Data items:
-.-.-

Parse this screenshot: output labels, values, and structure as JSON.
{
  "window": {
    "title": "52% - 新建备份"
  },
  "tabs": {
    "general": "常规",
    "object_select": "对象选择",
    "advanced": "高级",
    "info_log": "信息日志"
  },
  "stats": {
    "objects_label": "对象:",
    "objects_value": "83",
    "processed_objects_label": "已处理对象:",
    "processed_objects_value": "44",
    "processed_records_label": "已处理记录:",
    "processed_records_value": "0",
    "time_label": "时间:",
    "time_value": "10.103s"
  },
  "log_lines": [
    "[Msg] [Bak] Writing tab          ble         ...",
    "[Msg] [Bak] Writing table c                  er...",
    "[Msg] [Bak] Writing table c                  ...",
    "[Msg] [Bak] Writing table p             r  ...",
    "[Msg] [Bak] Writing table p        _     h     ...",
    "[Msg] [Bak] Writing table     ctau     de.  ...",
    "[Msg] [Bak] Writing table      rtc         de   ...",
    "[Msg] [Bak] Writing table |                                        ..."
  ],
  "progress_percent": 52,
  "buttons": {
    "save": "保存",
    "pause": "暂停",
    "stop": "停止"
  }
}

-.-.-

| Given exercise |
Quote all the records. Keep every word exact.

| Final answer |
Parse this screenshot: output labels, values, and structure as JSON.
{
  "window": {
    "title": "52% - 新建备份"
  },
  "tabs": {
    "general": "常规",
    "object_select": "对象选择",
    "advanced": "高级",
    "info_log": "信息日志"
  },
  "stats": {
    "objects_label": "对象:",
    "objects_value": "83",
    "processed_objects_label": "已处理对象:",
    "processed_objects_value": "44",
    "processed_records_label": "已处理记录:",
    "processed_records_value": "0",
    "time_label": "时间:",
    "time_value": "10.103s"
  },
  "log_lines": [
    "[Msg] [Bak] Writing tab          ble         ...",
    "[Msg] [Bak] Writing table c                  er...",
    "[Msg] [Bak] Writing table c                  ...",
    "[Msg] [Bak] Writing table p             r  ...",
    "[Msg] [Bak] Writing table p        _     h     ...",
    "[Msg] [Bak] Writing table     ctau     de.  ...",
    "[Msg] [Bak] Writing table      rtc         de   ...",
    "[Msg] [Bak] Writing table |                                        ..."
  ],
  "progress_percent": 52,
  "buttons": {
    "save": "保存",
    "pause": "暂停",
    "stop": "停止"
  }
}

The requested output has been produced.